> _Task description_
Copy the records word for word, from the first line up to and including the line containing "option-b-card[interactable] xyxy=(631,1498,1125,1658)".

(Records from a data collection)
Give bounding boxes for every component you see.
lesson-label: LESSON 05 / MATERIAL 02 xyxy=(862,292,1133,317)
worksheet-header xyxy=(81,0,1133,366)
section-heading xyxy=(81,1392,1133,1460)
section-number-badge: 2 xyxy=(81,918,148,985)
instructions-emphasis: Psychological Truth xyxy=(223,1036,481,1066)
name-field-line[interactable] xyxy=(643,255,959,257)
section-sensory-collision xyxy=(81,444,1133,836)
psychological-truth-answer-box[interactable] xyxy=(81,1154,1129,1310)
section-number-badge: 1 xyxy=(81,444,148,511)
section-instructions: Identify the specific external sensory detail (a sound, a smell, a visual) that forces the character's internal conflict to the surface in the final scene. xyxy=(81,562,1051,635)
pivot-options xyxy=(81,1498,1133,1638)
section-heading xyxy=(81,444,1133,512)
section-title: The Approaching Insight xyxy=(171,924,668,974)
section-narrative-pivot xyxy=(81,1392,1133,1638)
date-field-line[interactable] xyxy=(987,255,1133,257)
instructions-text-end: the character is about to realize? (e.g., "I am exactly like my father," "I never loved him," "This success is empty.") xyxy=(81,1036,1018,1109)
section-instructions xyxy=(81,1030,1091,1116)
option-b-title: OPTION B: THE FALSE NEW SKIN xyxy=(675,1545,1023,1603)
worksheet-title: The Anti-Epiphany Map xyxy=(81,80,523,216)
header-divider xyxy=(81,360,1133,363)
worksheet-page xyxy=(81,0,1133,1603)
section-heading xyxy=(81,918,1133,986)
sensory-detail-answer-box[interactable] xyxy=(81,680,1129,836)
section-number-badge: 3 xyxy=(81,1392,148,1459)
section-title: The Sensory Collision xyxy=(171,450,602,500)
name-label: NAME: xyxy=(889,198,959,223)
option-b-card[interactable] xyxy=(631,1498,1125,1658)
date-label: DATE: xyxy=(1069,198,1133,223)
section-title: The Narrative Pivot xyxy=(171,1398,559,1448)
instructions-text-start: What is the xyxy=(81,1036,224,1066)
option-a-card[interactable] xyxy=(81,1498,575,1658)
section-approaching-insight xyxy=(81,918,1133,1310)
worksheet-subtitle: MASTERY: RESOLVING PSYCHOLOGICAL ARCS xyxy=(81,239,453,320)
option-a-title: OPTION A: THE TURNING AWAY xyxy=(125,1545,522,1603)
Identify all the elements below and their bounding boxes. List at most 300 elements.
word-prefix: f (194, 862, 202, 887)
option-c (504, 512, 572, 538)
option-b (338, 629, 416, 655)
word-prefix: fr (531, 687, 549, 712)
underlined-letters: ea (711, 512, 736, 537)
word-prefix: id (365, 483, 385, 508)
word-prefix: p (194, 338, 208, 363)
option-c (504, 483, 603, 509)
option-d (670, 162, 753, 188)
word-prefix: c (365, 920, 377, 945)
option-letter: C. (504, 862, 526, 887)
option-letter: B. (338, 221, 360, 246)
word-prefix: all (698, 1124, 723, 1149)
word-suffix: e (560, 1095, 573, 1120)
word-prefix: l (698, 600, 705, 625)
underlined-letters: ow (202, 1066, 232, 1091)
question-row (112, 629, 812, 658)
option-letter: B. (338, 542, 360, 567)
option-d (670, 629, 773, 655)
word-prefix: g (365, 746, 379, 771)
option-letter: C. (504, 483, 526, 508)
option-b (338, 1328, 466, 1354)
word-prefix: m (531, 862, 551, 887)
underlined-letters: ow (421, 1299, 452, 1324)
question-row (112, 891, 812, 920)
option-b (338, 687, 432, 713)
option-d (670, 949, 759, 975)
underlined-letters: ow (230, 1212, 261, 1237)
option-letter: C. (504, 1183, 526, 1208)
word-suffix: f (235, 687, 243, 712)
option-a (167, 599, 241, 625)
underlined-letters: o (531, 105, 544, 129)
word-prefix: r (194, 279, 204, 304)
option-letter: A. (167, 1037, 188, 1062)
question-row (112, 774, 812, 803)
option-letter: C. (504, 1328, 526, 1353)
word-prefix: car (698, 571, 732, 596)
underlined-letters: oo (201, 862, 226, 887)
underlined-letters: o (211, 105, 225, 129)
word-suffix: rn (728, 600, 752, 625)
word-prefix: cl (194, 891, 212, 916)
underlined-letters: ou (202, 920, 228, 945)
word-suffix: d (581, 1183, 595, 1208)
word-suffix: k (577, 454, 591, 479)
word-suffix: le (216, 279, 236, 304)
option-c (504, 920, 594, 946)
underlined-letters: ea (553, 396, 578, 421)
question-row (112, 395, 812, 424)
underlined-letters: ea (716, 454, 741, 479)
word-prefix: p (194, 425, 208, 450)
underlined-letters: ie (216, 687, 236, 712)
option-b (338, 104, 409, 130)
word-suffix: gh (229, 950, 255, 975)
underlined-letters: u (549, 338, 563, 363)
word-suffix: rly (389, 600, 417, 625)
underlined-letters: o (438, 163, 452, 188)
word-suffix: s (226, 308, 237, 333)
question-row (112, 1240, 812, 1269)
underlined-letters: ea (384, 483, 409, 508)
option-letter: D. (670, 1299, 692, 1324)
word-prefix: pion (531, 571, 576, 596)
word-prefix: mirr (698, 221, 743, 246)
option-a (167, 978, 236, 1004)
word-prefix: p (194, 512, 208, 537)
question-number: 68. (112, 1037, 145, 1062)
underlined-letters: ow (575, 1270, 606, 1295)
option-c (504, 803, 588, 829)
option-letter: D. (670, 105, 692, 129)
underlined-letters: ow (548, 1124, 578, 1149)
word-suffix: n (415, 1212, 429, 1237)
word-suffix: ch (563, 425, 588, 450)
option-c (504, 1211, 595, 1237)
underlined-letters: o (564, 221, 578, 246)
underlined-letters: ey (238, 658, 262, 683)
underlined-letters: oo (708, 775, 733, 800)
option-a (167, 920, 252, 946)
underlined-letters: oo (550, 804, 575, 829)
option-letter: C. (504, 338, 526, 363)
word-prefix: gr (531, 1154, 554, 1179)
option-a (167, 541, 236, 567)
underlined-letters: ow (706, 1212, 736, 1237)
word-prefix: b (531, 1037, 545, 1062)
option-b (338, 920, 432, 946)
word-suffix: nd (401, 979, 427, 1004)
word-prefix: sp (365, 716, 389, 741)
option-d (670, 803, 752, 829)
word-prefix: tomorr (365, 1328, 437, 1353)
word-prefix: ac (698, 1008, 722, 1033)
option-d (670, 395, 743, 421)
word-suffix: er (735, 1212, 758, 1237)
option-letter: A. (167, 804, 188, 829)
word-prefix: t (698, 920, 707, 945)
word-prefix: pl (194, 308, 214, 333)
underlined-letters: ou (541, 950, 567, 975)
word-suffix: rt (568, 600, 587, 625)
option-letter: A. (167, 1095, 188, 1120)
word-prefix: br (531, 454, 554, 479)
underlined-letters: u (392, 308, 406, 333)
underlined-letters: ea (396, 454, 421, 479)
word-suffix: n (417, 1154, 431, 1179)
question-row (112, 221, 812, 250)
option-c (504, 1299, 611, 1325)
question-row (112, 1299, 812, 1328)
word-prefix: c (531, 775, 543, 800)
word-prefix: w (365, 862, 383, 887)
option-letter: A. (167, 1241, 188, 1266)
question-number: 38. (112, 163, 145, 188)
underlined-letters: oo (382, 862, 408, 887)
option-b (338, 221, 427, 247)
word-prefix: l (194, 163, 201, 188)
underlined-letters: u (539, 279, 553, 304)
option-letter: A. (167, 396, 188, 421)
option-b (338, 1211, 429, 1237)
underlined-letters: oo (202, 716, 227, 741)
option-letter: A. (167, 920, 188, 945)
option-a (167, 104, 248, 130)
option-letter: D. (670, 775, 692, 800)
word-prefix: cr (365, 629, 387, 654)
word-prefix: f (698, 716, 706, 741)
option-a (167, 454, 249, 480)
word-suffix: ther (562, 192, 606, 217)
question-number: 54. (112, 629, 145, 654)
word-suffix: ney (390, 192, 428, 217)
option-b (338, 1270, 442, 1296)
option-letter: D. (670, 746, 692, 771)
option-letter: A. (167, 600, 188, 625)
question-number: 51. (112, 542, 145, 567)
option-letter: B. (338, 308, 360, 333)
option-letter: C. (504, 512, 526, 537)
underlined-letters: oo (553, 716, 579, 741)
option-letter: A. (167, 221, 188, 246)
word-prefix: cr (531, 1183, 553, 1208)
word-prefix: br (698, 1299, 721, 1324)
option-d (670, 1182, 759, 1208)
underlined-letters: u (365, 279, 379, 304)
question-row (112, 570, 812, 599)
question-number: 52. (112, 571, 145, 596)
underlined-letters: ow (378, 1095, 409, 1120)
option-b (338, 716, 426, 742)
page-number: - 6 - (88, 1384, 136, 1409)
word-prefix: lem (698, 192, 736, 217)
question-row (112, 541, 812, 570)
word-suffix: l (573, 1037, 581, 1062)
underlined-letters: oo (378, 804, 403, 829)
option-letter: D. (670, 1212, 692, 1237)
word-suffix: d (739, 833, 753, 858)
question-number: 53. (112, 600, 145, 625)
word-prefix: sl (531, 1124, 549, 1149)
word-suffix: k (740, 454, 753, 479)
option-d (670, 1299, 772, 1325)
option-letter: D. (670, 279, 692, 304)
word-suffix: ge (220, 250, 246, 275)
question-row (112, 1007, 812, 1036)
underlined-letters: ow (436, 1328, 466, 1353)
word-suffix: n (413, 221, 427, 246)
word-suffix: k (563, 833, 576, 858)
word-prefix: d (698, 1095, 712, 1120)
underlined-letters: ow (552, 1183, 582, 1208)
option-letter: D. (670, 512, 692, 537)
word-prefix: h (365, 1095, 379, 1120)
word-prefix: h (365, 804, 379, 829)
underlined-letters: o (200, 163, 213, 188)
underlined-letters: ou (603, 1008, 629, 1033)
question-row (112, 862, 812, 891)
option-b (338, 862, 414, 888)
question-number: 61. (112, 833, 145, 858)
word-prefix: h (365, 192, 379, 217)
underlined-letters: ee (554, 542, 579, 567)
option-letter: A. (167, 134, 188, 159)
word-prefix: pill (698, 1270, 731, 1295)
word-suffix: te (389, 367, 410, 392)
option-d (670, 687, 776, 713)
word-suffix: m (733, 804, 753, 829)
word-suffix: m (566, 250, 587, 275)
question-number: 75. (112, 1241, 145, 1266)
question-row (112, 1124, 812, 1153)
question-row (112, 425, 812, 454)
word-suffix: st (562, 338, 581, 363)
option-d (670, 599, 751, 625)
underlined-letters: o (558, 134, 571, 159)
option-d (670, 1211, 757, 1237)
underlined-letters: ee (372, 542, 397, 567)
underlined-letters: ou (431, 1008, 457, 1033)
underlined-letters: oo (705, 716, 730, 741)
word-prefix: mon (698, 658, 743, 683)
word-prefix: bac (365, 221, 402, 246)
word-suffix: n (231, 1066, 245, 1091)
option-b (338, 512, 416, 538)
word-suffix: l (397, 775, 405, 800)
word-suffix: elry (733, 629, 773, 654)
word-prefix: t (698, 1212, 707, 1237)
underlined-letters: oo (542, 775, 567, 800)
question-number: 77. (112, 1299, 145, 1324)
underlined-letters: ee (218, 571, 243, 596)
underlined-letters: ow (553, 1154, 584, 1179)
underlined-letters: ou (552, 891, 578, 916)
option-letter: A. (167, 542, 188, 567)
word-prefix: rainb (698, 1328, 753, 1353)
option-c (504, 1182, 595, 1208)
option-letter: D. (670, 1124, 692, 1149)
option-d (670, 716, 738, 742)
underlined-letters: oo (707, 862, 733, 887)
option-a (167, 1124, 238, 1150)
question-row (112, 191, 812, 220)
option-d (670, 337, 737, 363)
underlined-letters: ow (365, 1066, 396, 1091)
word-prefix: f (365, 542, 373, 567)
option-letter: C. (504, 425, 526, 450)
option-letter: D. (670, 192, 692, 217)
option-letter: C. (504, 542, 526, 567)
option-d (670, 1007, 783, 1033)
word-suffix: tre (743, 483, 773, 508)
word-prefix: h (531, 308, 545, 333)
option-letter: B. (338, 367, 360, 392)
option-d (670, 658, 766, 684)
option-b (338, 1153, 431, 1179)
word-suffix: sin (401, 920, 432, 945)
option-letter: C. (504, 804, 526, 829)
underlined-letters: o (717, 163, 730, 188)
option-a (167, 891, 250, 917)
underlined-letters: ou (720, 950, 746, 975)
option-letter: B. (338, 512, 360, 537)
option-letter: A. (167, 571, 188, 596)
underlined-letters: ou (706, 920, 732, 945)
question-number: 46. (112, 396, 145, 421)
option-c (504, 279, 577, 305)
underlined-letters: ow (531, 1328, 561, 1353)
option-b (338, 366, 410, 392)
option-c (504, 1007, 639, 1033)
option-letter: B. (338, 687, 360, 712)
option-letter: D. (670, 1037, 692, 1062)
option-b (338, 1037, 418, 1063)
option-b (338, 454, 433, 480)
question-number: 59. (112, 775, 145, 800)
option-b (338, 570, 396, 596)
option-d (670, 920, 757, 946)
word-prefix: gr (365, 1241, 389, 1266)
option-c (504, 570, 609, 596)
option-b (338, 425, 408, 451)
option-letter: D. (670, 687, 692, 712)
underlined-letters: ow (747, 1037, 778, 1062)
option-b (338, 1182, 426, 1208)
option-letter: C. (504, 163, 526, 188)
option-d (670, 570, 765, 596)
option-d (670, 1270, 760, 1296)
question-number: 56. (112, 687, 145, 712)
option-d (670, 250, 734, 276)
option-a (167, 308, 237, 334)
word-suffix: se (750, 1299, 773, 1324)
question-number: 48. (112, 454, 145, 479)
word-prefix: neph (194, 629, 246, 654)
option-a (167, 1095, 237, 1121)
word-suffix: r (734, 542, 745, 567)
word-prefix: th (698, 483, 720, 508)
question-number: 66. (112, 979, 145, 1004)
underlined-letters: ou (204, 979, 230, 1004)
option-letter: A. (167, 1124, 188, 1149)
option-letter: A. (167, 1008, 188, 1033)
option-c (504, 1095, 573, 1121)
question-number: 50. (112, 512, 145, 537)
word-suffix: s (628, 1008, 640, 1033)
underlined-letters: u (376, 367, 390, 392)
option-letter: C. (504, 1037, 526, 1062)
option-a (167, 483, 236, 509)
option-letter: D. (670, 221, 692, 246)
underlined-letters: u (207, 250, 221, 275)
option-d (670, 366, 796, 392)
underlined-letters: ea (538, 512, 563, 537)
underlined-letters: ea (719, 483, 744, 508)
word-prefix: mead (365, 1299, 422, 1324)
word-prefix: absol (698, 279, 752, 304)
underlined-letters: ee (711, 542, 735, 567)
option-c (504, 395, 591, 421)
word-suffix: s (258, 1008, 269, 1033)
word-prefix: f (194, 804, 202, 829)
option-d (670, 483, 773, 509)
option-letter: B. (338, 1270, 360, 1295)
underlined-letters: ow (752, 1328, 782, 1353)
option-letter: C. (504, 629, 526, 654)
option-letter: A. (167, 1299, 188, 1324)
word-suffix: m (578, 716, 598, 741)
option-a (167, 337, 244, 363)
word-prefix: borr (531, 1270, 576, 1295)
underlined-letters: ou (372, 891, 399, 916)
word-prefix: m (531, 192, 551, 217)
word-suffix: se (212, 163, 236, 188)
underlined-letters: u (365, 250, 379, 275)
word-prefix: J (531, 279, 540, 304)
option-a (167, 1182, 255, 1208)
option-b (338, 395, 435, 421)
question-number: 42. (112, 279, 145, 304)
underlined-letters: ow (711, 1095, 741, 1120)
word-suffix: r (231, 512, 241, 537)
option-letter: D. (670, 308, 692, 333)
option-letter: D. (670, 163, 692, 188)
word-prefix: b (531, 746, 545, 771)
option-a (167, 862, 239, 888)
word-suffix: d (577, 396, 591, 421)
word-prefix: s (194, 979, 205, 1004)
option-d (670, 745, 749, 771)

> _The solution_
Give bounding boxes for every component you see.
lesson-label: LESSON 05 / MATERIAL 02 xyxy=(862,292,1133,317)
worksheet-header xyxy=(81,0,1133,366)
section-heading xyxy=(81,1392,1133,1460)
section-number-badge: 2 xyxy=(81,918,148,985)
instructions-emphasis: Psychological Truth xyxy=(223,1036,481,1066)
name-field-line[interactable] xyxy=(643,255,959,257)
section-sensory-collision xyxy=(81,444,1133,836)
psychological-truth-answer-box[interactable] xyxy=(81,1154,1129,1310)
section-number-badge: 1 xyxy=(81,444,148,511)
section-instructions: Identify the specific external sensory detail (a sound, a smell, a visual) that forces the character's internal conflict to the surface in the final scene. xyxy=(81,562,1051,635)
pivot-options xyxy=(81,1498,1133,1638)
section-heading xyxy=(81,444,1133,512)
section-title: The Approaching Insight xyxy=(171,924,668,974)
section-narrative-pivot xyxy=(81,1392,1133,1638)
date-field-line[interactable] xyxy=(987,255,1133,257)
instructions-text-end: the character is about to realize? (e.g., "I am exactly like my father," "I never loved him," "This success is empty.") xyxy=(81,1036,1018,1109)
section-instructions xyxy=(81,1030,1091,1116)
option-b-title: OPTION B: THE FALSE NEW SKIN xyxy=(675,1545,1023,1603)
worksheet-title: The Anti-Epiphany Map xyxy=(81,80,523,216)
header-divider xyxy=(81,360,1133,363)
worksheet-page xyxy=(81,0,1133,1603)
section-heading xyxy=(81,918,1133,986)
sensory-detail-answer-box[interactable] xyxy=(81,680,1129,836)
section-number-badge: 3 xyxy=(81,1392,148,1459)
section-title: The Sensory Collision xyxy=(171,450,602,500)
name-label: NAME: xyxy=(889,198,959,223)
option-b-card[interactable] xyxy=(631,1498,1125,1658)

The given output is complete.